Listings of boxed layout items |

----

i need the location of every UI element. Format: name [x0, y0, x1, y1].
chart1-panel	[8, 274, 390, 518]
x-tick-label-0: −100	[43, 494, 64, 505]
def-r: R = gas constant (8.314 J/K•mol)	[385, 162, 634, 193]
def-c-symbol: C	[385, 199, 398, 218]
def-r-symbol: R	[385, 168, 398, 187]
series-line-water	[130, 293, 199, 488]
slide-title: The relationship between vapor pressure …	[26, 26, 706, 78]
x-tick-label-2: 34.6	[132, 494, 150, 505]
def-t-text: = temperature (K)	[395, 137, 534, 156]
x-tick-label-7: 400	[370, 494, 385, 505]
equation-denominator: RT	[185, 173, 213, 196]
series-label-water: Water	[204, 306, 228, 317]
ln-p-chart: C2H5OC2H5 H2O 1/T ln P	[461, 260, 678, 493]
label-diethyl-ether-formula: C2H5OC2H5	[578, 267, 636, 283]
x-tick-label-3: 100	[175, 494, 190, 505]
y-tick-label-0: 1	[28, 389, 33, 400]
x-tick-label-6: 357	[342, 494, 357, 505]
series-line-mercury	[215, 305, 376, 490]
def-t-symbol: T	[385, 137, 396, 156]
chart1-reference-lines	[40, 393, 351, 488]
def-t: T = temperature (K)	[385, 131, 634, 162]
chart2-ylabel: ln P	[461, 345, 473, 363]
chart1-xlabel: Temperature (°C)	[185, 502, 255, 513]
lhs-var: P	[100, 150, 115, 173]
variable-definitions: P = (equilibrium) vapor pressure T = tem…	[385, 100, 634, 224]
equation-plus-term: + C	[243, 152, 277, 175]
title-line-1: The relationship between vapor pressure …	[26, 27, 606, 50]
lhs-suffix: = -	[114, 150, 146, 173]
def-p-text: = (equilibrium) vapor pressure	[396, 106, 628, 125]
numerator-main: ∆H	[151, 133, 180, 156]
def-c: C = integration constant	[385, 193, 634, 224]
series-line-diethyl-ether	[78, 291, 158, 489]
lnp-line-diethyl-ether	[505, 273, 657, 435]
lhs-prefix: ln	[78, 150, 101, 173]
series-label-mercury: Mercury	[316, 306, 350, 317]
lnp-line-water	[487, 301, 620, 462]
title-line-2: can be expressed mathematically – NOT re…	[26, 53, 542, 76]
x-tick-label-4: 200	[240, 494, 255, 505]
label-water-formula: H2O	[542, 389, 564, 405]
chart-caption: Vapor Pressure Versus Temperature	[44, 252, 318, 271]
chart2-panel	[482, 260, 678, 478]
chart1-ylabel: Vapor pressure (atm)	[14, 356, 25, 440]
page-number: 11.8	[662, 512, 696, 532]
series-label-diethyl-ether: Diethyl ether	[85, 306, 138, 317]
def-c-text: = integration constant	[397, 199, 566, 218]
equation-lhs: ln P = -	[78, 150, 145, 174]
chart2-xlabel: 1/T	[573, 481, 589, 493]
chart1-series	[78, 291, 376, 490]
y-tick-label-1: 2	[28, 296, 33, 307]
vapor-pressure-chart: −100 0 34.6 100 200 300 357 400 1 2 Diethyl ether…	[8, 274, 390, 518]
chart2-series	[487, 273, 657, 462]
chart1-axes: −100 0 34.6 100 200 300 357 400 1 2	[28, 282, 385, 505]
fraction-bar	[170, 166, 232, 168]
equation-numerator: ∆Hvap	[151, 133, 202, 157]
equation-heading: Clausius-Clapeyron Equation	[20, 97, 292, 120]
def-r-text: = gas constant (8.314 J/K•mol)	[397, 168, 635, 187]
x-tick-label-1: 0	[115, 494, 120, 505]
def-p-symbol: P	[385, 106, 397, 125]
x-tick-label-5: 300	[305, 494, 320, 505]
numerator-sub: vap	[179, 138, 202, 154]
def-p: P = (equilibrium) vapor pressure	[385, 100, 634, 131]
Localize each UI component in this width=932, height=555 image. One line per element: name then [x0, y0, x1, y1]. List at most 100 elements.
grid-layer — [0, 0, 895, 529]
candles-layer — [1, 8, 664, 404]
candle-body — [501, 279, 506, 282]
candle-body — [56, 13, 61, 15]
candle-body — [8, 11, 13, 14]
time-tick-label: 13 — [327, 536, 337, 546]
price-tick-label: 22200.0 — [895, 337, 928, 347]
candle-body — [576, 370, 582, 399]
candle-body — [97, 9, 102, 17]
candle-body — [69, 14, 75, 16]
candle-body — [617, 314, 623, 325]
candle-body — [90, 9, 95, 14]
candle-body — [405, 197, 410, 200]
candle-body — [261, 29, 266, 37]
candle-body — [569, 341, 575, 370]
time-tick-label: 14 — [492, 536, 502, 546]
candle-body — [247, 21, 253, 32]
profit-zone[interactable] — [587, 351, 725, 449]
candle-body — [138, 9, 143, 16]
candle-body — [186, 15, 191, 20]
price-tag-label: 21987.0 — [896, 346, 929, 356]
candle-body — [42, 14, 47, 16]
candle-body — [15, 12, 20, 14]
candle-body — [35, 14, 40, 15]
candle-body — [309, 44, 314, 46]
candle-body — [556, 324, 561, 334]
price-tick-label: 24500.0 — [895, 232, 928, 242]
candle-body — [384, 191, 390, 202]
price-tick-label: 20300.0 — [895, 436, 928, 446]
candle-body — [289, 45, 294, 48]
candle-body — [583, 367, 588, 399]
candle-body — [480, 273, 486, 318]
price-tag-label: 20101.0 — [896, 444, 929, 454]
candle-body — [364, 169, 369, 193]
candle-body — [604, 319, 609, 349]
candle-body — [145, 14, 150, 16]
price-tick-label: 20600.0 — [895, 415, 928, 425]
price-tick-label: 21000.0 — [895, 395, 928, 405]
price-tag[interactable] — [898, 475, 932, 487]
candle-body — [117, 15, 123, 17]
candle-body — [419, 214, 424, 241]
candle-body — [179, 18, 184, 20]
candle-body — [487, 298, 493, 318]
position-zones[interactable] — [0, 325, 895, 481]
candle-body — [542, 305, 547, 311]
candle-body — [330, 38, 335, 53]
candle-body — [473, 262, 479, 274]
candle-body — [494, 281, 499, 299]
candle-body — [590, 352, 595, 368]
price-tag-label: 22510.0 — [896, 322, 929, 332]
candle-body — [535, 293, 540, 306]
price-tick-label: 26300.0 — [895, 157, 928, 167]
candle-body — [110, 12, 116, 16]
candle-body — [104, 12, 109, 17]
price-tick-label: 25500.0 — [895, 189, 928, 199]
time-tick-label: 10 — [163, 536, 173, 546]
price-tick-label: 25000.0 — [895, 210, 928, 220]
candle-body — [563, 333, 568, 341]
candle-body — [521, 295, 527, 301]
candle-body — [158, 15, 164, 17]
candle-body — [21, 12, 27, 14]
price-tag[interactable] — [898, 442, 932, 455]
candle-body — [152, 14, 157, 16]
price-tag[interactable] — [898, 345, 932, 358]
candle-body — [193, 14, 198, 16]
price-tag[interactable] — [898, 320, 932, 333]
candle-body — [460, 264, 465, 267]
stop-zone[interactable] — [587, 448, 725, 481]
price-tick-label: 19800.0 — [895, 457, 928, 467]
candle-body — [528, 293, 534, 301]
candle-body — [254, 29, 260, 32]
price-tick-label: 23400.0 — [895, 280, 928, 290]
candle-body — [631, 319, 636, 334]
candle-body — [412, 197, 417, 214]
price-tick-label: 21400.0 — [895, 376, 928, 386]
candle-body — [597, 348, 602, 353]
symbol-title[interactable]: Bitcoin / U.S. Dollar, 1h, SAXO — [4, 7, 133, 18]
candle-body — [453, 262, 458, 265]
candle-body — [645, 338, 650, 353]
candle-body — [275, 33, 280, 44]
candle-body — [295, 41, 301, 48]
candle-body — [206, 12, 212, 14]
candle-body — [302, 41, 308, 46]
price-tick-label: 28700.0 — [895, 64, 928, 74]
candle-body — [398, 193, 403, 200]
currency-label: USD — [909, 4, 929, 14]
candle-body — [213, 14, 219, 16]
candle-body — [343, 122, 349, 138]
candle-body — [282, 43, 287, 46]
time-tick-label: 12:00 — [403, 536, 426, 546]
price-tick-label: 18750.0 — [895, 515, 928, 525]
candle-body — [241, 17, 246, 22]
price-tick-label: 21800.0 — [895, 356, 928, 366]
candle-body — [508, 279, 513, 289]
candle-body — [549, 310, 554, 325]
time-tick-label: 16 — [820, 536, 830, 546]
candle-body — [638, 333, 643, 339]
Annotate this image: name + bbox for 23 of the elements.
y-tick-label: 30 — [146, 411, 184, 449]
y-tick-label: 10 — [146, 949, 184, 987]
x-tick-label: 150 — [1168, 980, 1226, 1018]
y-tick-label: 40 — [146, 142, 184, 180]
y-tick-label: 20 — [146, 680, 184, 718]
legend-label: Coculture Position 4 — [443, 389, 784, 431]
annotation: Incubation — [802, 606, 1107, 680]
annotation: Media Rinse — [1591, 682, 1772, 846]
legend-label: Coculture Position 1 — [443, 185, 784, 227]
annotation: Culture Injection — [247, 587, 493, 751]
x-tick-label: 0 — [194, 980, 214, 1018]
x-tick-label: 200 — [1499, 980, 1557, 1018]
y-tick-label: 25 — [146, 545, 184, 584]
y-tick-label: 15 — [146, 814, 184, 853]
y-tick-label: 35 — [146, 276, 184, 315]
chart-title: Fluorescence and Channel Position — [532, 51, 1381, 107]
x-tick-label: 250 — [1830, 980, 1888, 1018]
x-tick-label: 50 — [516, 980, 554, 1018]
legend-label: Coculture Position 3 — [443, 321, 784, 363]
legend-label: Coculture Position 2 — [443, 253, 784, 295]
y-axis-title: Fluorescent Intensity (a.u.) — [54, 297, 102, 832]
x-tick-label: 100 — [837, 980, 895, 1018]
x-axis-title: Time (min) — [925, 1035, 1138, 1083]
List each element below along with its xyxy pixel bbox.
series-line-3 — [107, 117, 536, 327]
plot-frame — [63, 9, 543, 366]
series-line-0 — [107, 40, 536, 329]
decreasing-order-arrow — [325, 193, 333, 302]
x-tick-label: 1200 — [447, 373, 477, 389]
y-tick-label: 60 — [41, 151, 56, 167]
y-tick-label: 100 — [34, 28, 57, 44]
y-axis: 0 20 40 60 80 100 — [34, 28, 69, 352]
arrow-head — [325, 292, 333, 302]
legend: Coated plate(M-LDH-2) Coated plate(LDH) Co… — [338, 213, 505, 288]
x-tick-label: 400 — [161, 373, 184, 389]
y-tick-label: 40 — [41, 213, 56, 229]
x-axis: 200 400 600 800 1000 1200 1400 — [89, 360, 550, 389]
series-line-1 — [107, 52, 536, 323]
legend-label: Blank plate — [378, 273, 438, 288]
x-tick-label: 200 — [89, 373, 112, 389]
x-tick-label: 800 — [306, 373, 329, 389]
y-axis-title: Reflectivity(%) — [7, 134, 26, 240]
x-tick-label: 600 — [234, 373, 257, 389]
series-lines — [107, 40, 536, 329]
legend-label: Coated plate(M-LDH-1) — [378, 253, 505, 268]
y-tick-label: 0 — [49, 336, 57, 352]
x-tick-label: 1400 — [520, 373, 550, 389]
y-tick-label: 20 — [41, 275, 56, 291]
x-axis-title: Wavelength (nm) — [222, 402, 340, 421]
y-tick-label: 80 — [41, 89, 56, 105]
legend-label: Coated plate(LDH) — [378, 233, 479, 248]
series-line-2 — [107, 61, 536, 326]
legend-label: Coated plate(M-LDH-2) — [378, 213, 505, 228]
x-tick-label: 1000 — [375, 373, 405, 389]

----

Exercise |
Copy the items verbatim, beginning at the very first line and stopping after the line that contains "def-t: T = temperature".

Result |
i need the location of every UI element. Format: name [x0, y0, x1, y1].
chart1-panel	[8, 274, 390, 518]
x-tick-label-0: −100	[43, 494, 64, 505]
def-r: R = gas constant (8.314 J/K•mol)	[385, 162, 634, 193]
def-c-symbol: C	[385, 199, 398, 218]
def-r-symbol: R	[385, 168, 398, 187]
series-line-water	[130, 293, 199, 488]
slide-title: The relationship between vapor pressure …	[26, 26, 706, 78]
x-tick-label-2: 34.6	[132, 494, 150, 505]
def-t-text: = temperature (K)	[395, 137, 534, 156]
x-tick-label-7: 400	[370, 494, 385, 505]
equation-denominator: RT	[185, 173, 213, 196]
series-label-water: Water	[204, 306, 228, 317]
ln-p-chart: C2H5OC2H5 H2O 1/T ln P	[461, 260, 678, 493]
label-diethyl-ether-formula: C2H5OC2H5	[578, 267, 636, 283]
x-tick-label-3: 100	[175, 494, 190, 505]
y-tick-label-0: 1	[28, 389, 33, 400]
x-tick-label-6: 357	[342, 494, 357, 505]
series-line-mercury	[215, 305, 376, 490]
def-t-symbol: T	[385, 137, 396, 156]
chart1-reference-lines	[40, 393, 351, 488]
def-t: T = temperature (K)	[385, 131, 634, 162]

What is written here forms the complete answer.